> **SET PROBLEM**:
Restate each of the lines below word for word and drop every picture.

____ MATERIAL FOR THIS TASK

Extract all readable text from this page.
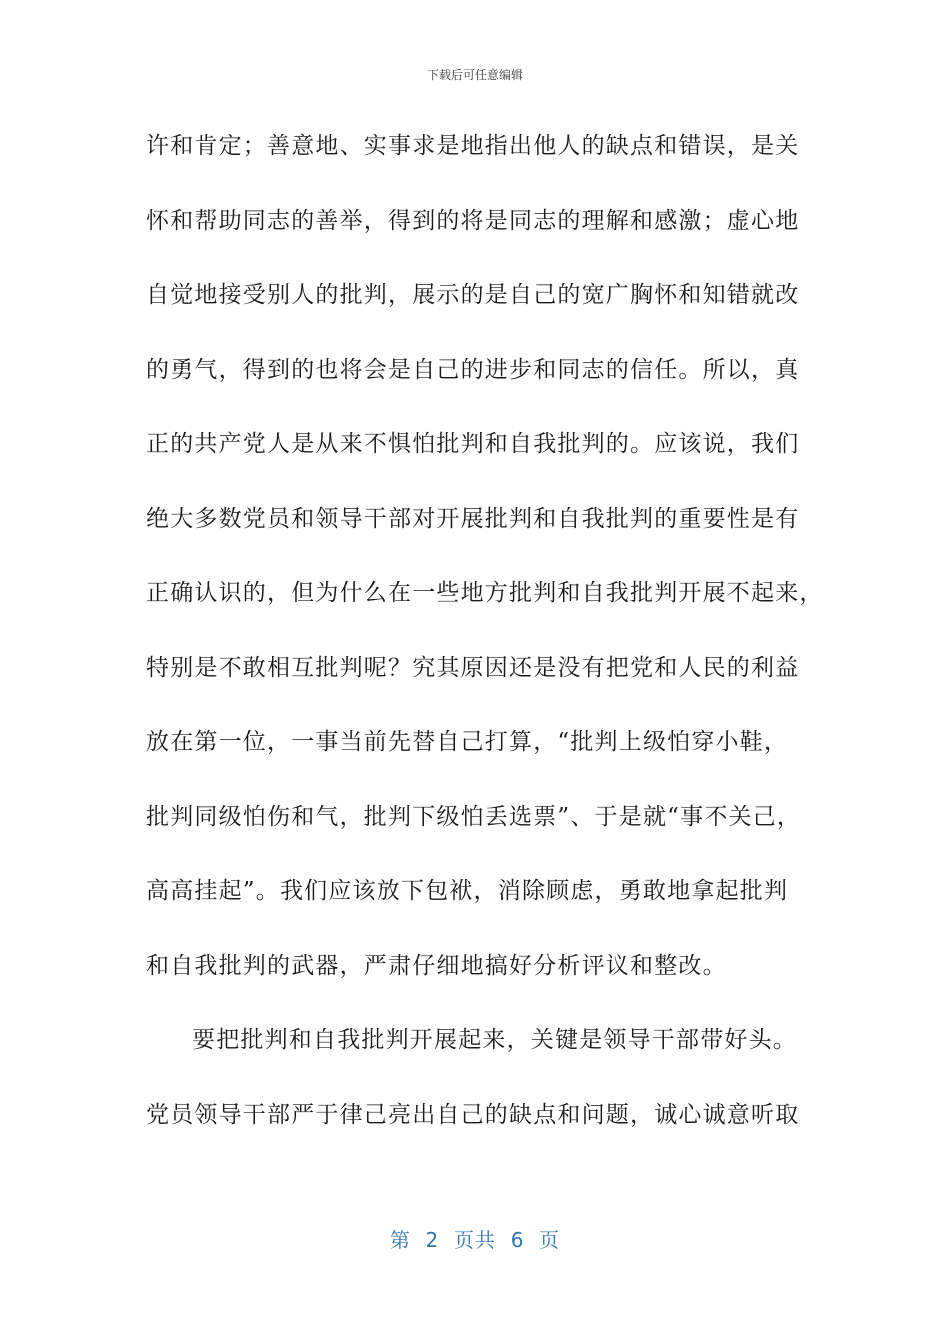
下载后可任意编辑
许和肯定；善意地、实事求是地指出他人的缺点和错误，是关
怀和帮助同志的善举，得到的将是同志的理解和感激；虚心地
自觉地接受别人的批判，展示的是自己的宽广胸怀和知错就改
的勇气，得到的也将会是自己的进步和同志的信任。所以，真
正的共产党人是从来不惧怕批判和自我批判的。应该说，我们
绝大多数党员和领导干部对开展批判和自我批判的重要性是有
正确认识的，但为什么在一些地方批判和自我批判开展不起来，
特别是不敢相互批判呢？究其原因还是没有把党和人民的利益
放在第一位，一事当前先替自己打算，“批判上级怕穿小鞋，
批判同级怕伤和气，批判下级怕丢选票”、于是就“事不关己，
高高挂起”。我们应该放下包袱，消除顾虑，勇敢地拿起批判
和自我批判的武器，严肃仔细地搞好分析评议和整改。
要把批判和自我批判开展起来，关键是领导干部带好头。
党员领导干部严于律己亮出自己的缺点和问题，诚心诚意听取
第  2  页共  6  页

________

> **FINISHED TASK**:
Extract all readable text from this page.
下载后可任意编辑
许和肯定；善意地、实事求是地指出他人的缺点和错误，是关
怀和帮助同志的善举，得到的将是同志的理解和感激；虚心地
自觉地接受别人的批判，展示的是自己的宽广胸怀和知错就改
的勇气，得到的也将会是自己的进步和同志的信任。所以，真
正的共产党人是从来不惧怕批判和自我批判的。应该说，我们
绝大多数党员和领导干部对开展批判和自我批判的重要性是有
正确认识的，但为什么在一些地方批判和自我批判开展不起来，
特别是不敢相互批判呢？究其原因还是没有把党和人民的利益
放在第一位，一事当前先替自己打算，“批判上级怕穿小鞋，
批判同级怕伤和气，批判下级怕丢选票”、于是就“事不关己，
高高挂起”。我们应该放下包袱，消除顾虑，勇敢地拿起批判
和自我批判的武器，严肃仔细地搞好分析评议和整改。
要把批判和自我批判开展起来，关键是领导干部带好头。
党员领导干部严于律己亮出自己的缺点和问题，诚心诚意听取
第  2  页共  6  页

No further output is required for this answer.